### [Reading text]
════════

Dr. Carmela Gissi, Dr. David Horner, Dr. Giulio Pavesi

The main research interests of the group are focused on bioinformatics, comparative genomics and molecular evolution. Particular interest is paid to the development of algorithms and computational tools for genomic analyses, most of which are freely accessible on the Internet and widely used by researchers worldwide, and to studies on the mitochondrial genomes of chordates, both at the evolutionary dynamics and phylogenetic levels. The group was founded by Prof. Graziano Pesole, now at the University of Bari, with whom we still collaborate on a regular basis. In addition to our own research projects, the group cooperates with other research teams in the department and in other institutions to provide an in silico counterpart to in vitro and in vivo analyses and/or to perform bioinformatics and phylogenetic analyses of genes of particular interest.

See www.beacon.unimi.it for further information.

Research topics:

1. Comparative mitogenomics in Ascidiacea and other metazoans

Gissi, Griggio, Lupi

The aim of this research is to unravel the evolutionary peculiarities and the structural-functional relationships of the mitochondrial genome (mtDNA) of metazoans, with particular interest towards the group of ascidians (Chordata, Tunicata). Thus, the metazoan mtDNA is analysed both as a model system to understand the evolutionary mechanisms of a genome as a whole, and as phylogenetic marker. In order to clarify the evolutionary dynamics of ascidian mtDNAs, we have sequenced the complete mtDNA of ascidians belonging to distinct taxonomic orders, including the model ascidian Ciona intestinalis. The comparative mitogenomics analyses have revealed the existence of cryptic species in C. intestinalis and of a extreme variability within ascidians in gene order, gene content, compositional features and genome size, being these features really extraordinary in ascidians compared to other deuterostomes. The study of the gene order rearrangement mechanisms in ascidians and other metazoans is currently in progress. As initial effort in the study of the nucleus-mitochondrion co-evolution in Metazoa, we are currently developing comparative bioinformatics methods aimed at the identification of the regulatory signals involved in the mtDNA replication/transcription and at the investigation of their evolution. The group of Dr. Tiziana Castrignanò at CASPUR (Roma) cooperates on this last topic. 

2. Molecular phylogenetic and evolutionary analyses

Horner, Gissi, Pavesi, Chiara, Lupi.

════════

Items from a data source
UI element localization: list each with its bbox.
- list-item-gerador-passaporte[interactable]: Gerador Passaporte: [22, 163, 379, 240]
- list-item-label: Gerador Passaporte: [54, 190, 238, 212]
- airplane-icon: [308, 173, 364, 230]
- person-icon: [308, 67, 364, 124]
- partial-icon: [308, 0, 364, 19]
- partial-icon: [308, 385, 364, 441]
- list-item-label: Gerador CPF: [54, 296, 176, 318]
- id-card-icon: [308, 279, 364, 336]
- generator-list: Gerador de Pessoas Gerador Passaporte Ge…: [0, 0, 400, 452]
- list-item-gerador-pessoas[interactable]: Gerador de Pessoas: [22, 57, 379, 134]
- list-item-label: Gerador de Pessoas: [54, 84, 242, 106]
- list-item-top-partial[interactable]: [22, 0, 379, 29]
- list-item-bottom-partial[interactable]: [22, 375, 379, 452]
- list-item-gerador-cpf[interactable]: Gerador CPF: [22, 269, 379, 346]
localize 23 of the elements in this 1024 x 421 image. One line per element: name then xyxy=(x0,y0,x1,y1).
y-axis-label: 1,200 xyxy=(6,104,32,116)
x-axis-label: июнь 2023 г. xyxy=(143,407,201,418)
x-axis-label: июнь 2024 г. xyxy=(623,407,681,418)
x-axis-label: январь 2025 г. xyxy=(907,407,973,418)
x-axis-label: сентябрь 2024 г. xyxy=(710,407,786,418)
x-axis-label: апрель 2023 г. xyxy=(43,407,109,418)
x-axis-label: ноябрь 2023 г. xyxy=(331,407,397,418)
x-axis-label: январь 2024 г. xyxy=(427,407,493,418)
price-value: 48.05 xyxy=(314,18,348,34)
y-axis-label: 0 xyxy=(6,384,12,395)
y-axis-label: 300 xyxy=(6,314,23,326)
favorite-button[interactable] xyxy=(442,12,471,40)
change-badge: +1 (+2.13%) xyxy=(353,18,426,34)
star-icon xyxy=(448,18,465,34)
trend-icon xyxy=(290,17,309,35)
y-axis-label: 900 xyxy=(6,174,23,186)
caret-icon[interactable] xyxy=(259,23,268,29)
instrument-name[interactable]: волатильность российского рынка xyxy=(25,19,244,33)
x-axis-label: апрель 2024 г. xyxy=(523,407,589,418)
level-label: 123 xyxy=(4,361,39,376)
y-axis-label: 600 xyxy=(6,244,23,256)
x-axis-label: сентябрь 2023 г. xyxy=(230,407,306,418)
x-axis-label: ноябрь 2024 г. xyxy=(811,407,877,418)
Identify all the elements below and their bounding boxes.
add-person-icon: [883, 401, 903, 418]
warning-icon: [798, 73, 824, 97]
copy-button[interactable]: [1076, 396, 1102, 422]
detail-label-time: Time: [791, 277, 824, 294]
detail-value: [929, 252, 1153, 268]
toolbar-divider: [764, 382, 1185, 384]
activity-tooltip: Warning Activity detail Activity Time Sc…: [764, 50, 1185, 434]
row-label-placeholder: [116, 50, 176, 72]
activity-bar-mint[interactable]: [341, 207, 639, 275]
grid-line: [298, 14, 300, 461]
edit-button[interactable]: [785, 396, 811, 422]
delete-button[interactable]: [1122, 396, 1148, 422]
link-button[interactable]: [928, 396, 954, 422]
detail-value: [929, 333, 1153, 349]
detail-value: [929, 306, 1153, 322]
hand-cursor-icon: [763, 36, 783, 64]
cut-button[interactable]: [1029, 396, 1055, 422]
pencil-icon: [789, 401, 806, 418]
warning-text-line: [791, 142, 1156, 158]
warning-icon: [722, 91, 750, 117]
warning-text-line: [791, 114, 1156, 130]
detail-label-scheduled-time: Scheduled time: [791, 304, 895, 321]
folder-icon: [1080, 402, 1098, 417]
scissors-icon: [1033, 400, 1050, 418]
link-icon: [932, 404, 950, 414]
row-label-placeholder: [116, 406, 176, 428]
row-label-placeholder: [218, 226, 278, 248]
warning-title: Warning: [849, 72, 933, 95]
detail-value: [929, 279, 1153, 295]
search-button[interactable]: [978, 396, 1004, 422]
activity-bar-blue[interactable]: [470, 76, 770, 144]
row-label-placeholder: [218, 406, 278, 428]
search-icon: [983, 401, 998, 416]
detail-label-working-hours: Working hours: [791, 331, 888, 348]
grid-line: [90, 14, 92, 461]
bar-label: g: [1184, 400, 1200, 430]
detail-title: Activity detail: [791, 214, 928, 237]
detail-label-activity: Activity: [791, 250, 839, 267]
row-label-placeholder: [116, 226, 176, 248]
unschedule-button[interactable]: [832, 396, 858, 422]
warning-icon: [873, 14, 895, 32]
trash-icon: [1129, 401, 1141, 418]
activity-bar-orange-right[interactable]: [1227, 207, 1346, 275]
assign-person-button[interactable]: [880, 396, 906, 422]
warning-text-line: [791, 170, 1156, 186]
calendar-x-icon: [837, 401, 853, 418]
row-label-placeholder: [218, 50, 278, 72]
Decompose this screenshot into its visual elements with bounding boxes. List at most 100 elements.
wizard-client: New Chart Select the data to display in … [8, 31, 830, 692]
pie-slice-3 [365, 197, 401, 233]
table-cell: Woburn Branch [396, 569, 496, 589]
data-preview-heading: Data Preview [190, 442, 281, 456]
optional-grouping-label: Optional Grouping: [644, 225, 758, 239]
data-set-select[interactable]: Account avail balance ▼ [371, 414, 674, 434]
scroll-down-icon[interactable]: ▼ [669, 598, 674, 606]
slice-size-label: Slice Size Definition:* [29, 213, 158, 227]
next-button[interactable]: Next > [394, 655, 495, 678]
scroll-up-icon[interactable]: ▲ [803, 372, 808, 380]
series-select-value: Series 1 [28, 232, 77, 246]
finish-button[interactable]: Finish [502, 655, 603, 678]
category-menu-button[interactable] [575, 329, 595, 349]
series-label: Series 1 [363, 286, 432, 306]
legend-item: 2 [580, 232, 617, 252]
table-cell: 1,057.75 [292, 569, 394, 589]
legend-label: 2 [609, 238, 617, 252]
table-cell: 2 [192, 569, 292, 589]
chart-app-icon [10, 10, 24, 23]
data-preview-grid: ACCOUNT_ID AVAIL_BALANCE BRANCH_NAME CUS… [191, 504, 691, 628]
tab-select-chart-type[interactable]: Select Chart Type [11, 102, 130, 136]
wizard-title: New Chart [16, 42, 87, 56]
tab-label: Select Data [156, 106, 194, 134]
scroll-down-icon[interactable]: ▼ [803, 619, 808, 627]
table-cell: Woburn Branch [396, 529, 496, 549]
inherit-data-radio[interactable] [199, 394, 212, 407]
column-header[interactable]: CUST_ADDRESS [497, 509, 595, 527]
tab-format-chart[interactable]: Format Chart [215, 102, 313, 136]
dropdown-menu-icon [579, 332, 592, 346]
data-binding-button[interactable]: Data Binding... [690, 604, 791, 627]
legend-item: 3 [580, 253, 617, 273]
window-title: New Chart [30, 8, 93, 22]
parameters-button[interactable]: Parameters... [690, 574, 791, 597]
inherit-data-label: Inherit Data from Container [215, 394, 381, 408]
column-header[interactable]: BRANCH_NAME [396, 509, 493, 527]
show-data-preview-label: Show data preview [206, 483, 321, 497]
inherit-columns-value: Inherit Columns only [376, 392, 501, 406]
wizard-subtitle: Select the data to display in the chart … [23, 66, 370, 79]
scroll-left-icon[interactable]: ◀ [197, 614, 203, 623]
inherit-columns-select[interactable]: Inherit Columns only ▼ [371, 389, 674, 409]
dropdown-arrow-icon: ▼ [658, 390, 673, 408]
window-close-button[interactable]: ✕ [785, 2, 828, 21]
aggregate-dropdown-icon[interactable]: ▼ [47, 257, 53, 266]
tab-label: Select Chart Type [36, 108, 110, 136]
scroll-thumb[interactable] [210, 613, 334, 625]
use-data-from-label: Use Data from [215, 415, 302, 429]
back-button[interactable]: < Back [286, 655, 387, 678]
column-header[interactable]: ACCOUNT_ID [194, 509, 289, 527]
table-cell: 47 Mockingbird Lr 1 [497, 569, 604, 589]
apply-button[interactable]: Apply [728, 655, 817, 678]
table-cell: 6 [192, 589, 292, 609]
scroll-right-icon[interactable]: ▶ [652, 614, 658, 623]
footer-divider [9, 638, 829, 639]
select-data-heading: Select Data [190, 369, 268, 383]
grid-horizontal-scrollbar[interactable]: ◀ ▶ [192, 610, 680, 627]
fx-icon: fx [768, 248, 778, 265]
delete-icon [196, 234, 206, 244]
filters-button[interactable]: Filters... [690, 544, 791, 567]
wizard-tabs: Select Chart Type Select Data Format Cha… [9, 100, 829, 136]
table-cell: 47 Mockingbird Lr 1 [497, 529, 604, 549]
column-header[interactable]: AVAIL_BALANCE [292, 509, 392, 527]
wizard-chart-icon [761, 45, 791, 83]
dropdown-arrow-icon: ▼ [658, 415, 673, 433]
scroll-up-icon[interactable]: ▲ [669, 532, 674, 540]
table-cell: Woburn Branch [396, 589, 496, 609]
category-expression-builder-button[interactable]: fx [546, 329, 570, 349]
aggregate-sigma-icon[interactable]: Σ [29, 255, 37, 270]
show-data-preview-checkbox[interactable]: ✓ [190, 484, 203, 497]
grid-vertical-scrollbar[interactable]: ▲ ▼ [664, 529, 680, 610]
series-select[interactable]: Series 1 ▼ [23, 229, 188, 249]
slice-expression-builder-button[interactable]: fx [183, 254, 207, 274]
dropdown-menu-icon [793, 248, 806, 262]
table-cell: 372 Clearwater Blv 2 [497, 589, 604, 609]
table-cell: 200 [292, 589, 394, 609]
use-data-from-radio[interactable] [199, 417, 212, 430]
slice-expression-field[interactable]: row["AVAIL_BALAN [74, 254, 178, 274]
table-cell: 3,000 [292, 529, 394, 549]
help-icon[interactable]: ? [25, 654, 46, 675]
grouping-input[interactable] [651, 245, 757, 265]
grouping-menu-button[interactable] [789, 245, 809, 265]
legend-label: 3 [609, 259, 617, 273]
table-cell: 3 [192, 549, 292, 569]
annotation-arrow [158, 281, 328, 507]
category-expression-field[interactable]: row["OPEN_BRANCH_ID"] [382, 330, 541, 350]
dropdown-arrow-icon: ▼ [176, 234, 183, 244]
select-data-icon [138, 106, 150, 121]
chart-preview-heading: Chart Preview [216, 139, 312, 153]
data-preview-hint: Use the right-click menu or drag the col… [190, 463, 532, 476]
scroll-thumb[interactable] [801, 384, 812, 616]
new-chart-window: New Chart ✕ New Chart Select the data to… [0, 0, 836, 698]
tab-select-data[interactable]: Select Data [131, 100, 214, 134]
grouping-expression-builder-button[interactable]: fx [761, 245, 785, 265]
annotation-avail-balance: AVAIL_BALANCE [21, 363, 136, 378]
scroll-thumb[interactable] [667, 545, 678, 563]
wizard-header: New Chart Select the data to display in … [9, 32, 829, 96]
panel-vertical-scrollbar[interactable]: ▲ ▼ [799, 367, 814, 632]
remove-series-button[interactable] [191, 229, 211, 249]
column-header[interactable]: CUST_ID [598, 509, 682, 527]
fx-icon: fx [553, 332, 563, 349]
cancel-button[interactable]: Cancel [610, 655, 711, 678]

════════

### [Task brief]
Pick up the bioinformatics group description after its last line and write the next part. The rows are separate material and are not part of the bioinformatics group description.

### [Answer to this problem]
The BEACON group possesses considerable expertise in the formulation and execution of molecular phylogenetic analyses of both nucleotide and protein sequences. Our interests include the molecular evolution of nuclear and mitochondrial genes of chordates as well as the evolution of genes which are specific to protists that possess hydrogenosomes or mitosomes - specialized mitochondria that have lost the capacity to mediate oxidative respiration but which perform other critical functions for the organisms which host them. Among others, the BEACON group worked on the molecular phylogeny of amphibians, and on the position of Rodentia and Glires (Rodentia plus Lagomorpha) in the mammalian phylogenetic tree. Recent analyses have also been conducted at the gene structural level, that is, by comparing the exon-intron structure of homologous genes at different levels of divergence, for the identification and characterization of intron gain or loss events and/or the assessment of the degree of conservation of alternative splicing events.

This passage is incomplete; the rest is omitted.